=== Dataset records ===
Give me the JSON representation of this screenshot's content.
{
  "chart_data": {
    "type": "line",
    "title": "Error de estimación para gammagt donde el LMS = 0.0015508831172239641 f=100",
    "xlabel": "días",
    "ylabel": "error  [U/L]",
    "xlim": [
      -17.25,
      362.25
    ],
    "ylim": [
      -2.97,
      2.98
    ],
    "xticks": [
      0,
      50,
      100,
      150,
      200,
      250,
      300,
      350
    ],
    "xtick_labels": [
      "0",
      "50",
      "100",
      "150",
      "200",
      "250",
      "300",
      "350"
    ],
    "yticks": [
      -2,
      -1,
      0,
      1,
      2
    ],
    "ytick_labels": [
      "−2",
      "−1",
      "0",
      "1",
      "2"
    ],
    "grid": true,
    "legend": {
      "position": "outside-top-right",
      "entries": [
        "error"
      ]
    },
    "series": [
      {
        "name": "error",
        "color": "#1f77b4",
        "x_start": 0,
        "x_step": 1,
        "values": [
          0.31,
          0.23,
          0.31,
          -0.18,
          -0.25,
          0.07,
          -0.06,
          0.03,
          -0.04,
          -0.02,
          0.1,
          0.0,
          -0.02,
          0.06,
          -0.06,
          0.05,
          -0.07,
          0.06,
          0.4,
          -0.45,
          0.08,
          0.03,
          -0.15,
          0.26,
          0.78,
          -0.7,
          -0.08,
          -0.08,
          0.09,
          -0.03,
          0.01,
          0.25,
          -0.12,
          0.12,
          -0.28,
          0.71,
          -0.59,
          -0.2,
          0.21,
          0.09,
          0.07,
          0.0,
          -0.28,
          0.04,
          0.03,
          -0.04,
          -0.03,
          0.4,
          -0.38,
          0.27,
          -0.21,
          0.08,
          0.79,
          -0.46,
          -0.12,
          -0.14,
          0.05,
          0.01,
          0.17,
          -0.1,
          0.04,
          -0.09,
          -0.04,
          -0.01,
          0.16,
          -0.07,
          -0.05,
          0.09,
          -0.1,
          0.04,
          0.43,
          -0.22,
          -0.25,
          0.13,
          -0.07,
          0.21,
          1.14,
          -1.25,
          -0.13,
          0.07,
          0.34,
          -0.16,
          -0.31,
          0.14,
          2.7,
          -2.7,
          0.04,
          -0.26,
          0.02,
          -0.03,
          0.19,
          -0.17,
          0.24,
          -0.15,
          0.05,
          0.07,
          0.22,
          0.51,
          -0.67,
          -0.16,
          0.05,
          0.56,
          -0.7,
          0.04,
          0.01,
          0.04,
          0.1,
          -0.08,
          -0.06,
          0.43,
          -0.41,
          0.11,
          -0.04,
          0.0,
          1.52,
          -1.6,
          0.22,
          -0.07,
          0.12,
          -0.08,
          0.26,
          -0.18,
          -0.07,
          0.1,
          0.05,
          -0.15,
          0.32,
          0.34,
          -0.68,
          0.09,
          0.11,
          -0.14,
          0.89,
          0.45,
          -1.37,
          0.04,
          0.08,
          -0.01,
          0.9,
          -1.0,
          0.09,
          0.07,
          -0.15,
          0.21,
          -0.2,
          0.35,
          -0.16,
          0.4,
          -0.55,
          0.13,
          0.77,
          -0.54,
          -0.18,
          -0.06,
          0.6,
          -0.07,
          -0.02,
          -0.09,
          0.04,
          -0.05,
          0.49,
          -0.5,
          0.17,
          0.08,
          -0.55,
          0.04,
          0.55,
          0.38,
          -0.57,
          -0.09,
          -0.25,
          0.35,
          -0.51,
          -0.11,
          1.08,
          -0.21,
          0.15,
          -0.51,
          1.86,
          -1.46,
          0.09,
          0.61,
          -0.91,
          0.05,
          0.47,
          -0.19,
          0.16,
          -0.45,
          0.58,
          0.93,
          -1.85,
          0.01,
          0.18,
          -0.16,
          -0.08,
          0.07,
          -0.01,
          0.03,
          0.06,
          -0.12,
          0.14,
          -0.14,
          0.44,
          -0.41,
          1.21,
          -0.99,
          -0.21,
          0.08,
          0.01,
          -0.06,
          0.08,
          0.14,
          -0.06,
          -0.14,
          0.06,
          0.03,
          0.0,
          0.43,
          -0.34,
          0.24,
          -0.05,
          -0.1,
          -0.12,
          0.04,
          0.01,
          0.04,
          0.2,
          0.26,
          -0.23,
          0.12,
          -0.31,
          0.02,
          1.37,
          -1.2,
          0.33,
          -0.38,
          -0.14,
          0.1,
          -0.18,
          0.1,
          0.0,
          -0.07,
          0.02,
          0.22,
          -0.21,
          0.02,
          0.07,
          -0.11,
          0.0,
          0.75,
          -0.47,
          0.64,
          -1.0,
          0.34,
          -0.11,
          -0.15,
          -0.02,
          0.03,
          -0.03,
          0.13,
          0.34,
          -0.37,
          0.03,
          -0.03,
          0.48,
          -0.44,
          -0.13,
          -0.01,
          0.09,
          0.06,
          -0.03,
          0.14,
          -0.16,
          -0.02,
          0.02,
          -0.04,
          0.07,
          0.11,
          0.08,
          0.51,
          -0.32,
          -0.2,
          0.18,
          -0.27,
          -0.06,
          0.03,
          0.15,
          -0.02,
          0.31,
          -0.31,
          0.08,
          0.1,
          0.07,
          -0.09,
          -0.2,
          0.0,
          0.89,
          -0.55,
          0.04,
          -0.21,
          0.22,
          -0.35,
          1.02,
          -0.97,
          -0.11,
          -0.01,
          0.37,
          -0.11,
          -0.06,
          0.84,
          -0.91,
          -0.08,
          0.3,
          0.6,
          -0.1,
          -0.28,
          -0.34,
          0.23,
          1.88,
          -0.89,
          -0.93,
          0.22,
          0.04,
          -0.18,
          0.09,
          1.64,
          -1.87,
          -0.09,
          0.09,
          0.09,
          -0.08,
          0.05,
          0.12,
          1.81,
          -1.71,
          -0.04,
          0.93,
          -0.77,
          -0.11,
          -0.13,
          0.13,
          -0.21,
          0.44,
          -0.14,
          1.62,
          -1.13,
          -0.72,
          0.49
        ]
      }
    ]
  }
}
===
### Job
Send back all of the entries exactly, with nothing missing.

### Result
Give me the JSON representation of this screenshot's content.
{
  "chart_data": {
    "type": "line",
    "title": "Error de estimación para gammagt donde el LMS = 0.0015508831172239641 f=100",
    "xlabel": "días",
    "ylabel": "error  [U/L]",
    "xlim": [
      -17.25,
      362.25
    ],
    "ylim": [
      -2.97,
      2.98
    ],
    "xticks": [
      0,
      50,
      100,
      150,
      200,
      250,
      300,
      350
    ],
    "xtick_labels": [
      "0",
      "50",
      "100",
      "150",
      "200",
      "250",
      "300",
      "350"
    ],
    "yticks": [
      -2,
      -1,
      0,
      1,
      2
    ],
    "ytick_labels": [
      "−2",
      "−1",
      "0",
      "1",
      "2"
    ],
    "grid": true,
    "legend": {
      "position": "outside-top-right",
      "entries": [
        "error"
      ]
    },
    "series": [
      {
        "name": "error",
        "color": "#1f77b4",
        "x_start": 0,
        "x_step": 1,
        "values": [
          0.31,
          0.23,
          0.31,
          -0.18,
          -0.25,
          0.07,
          -0.06,
          0.03,
          -0.04,
          -0.02,
          0.1,
          0.0,
          -0.02,
          0.06,
          -0.06,
          0.05,
          -0.07,
          0.06,
          0.4,
          -0.45,
          0.08,
          0.03,
          -0.15,
          0.26,
          0.78,
          -0.7,
          -0.08,
          -0.08,
          0.09,
          -0.03,
          0.01,
          0.25,
          -0.12,
          0.12,
          -0.28,
          0.71,
          -0.59,
          -0.2,
          0.21,
          0.09,
          0.07,
          0.0,
          -0.28,
          0.04,
          0.03,
          -0.04,
          -0.03,
          0.4,
          -0.38,
          0.27,
          -0.21,
          0.08,
          0.79,
          -0.46,
          -0.12,
          -0.14,
          0.05,
          0.01,
          0.17,
          -0.1,
          0.04,
          -0.09,
          -0.04,
          -0.01,
          0.16,
          -0.07,
          -0.05,
          0.09,
          -0.1,
          0.04,
          0.43,
          -0.22,
          -0.25,
          0.13,
          -0.07,
          0.21,
          1.14,
          -1.25,
          -0.13,
          0.07,
          0.34,
          -0.16,
          -0.31,
          0.14,
          2.7,
          -2.7,
          0.04,
          -0.26,
          0.02,
          -0.03,
          0.19,
          -0.17,
          0.24,
          -0.15,
          0.05,
          0.07,
          0.22,
          0.51,
          -0.67,
          -0.16,
          0.05,
          0.56,
          -0.7,
          0.04,
          0.01,
          0.04,
          0.1,
          -0.08,
          -0.06,
          0.43,
          -0.41,
          0.11,
          -0.04,
          0.0,
          1.52,
          -1.6,
          0.22,
          -0.07,
          0.12,
          -0.08,
          0.26,
          -0.18,
          -0.07,
          0.1,
          0.05,
          -0.15,
          0.32,
          0.34,
          -0.68,
          0.09,
          0.11,
          -0.14,
          0.89,
          0.45,
          -1.37,
          0.04,
          0.08,
          -0.01,
          0.9,
          -1.0,
          0.09,
          0.07,
          -0.15,
          0.21,
          -0.2,
          0.35,
          -0.16,
          0.4,
          -0.55,
          0.13,
          0.77,
          -0.54,
          -0.18,
          -0.06,
          0.6,
          -0.07,
          -0.02,
          -0.09,
          0.04,
          -0.05,
          0.49,
          -0.5,
          0.17,
          0.08,
          -0.55,
          0.04,
          0.55,
          0.38,
          -0.57,
          -0.09,
          -0.25,
          0.35,
          -0.51,
          -0.11,
          1.08,
          -0.21,
          0.15,
          -0.51,
          1.86,
          -1.46,
          0.09,
          0.61,
          -0.91,
          0.05,
          0.47,
          -0.19,
          0.16,
          -0.45,
          0.58,
          0.93,
          -1.85,
          0.01,
          0.18,
          -0.16,
          -0.08,
          0.07,
          -0.01,
          0.03,
          0.06,
          -0.12,
          0.14,
          -0.14,
          0.44,
          -0.41,
          1.21,
          -0.99,
          -0.21,
          0.08,
          0.01,
          -0.06,
          0.08,
          0.14,
          -0.06,
          -0.14,
          0.06,
          0.03,
          0.0,
          0.43,
          -0.34,
          0.24,
          -0.05,
          -0.1,
          -0.12,
          0.04,
          0.01,
          0.04,
          0.2,
          0.26,
          -0.23,
          0.12,
          -0.31,
          0.02,
          1.37,
          -1.2,
          0.33,
          -0.38,
          -0.14,
          0.1,
          -0.18,
          0.1,
          0.0,
          -0.07,
          0.02,
          0.22,
          -0.21,
          0.02,
          0.07,
          -0.11,
          0.0,
          0.75,
          -0.47,
          0.64,
          -1.0,
          0.34,
          -0.11,
          -0.15,
          -0.02,
          0.03,
          -0.03,
          0.13,
          0.34,
          -0.37,
          0.03,
          -0.03,
          0.48,
          -0.44,
          -0.13,
          -0.01,
          0.09,
          0.06,
          -0.03,
          0.14,
          -0.16,
          -0.02,
          0.02,
          -0.04,
          0.07,
          0.11,
          0.08,
          0.51,
          -0.32,
          -0.2,
          0.18,
          -0.27,
          -0.06,
          0.03,
          0.15,
          -0.02,
          0.31,
          -0.31,
          0.08,
          0.1,
          0.07,
          -0.09,
          -0.2,
          0.0,
          0.89,
          -0.55,
          0.04,
          -0.21,
          0.22,
          -0.35,
          1.02,
          -0.97,
          -0.11,
          -0.01,
          0.37,
          -0.11,
          -0.06,
          0.84,
          -0.91,
          -0.08,
          0.3,
          0.6,
          -0.1,
          -0.28,
          -0.34,
          0.23,
          1.88,
          -0.89,
          -0.93,
          0.22,
          0.04,
          -0.18,
          0.09,
          1.64,
          -1.87,
          -0.09,
          0.09,
          0.09,
          -0.08,
          0.05,
          0.12,
          1.81,
          -1.71,
          -0.04,
          0.93,
          -0.77,
          -0.11,
          -0.13,
          0.13,
          -0.21,
          0.44,
          -0.14,
          1.62,
          -1.13,
          -0.72,
          0.49
        ]
      }
    ]
  }
}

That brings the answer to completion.